OBJECTIVE » Output solely the number of lines containing the string "duquel".

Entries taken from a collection
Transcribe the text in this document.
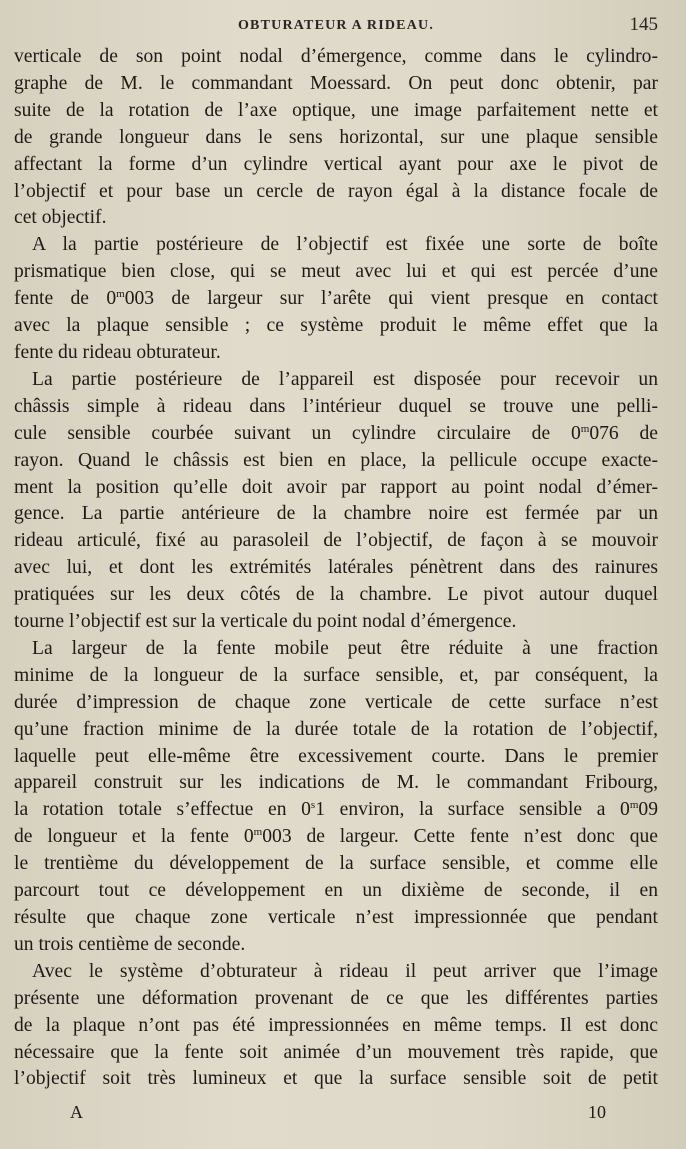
OBTURATEUR A RIDEAU.	145

verticale de son point nodal d’émergence, comme dans le cylindro-
graphe de M. le commandant Moessard. On peut donc obtenir, par
suite de la rotation de l’axe optique, une image parfaitement nette et
de grande longueur dans le sens horizontal, sur une plaque sensible
affectant la forme d’un cylindre vertical ayant pour axe le pivot de
l’objectif et pour base un cercle de rayon égal à la distance focale de
cet objectif.

A la partie postérieure de l’objectif est fixée une sorte de boîte
prismatique bien close, qui se meut avec lui et qui est percée d’une
fente de 0$^m$003 de largeur sur l’arête qui vient presque en contact
avec la plaque sensible ; ce système produit le même effet que la
fente du rideau obturateur.

La partie postérieure de l’appareil est disposée pour recevoir un
châssis simple à rideau dans l’intérieur duquel se trouve une pelli-
cule sensible courbée suivant un cylindre circulaire de 0$^m$076 de
rayon. Quand le châssis est bien en place, la pellicule occupe exacte-
ment la position qu’elle doit avoir par rapport au point nodal d’émer-
gence. La partie antérieure de la chambre noire est fermée par un
rideau articulé, fixé au parasoleil de l’objectif, de façon à se mouvoir
avec lui, et dont les extrémités latérales pénètrent dans des rainures
pratiquées sur les deux côtés de la chambre. Le pivot autour duquel
tourne l’objectif est sur la verticale du point nodal d’émergence.

La largeur de la fente mobile peut être réduite à une fraction
minime de la longueur de la surface sensible, et, par conséquent, la
durée d’impression de chaque zone verticale de cette surface n’est
qu’une fraction minime de la durée totale de la rotation de l’objectif,
laquelle peut elle-même être excessivement courte. Dans le premier
appareil construit sur les indications de M. le commandant Fribourg,
la rotation totale s’effectue en 0$^s$1 environ, la surface sensible a 0$^m$09
de longueur et la fente 0$^m$003 de largeur. Cette fente n’est donc que
le trentième du développement de la surface sensible, et comme elle
parcourt tout ce développement en un dixième de seconde, il en
résulte que chaque zone verticale n’est impressionnée que pendant
un trois centième de seconde.

Avec le système d’obturateur à rideau il peut arriver que l’image
présente une déformation provenant de ce que les différentes parties
de la plaque n’ont pas été impressionnées en même temps. Il est donc
nécessaire que la fente soit animée d’un mouvement très rapide, que
l’objectif soit très lumineux et que la surface sensible soit de petit

A	10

FINAL RESULT » 2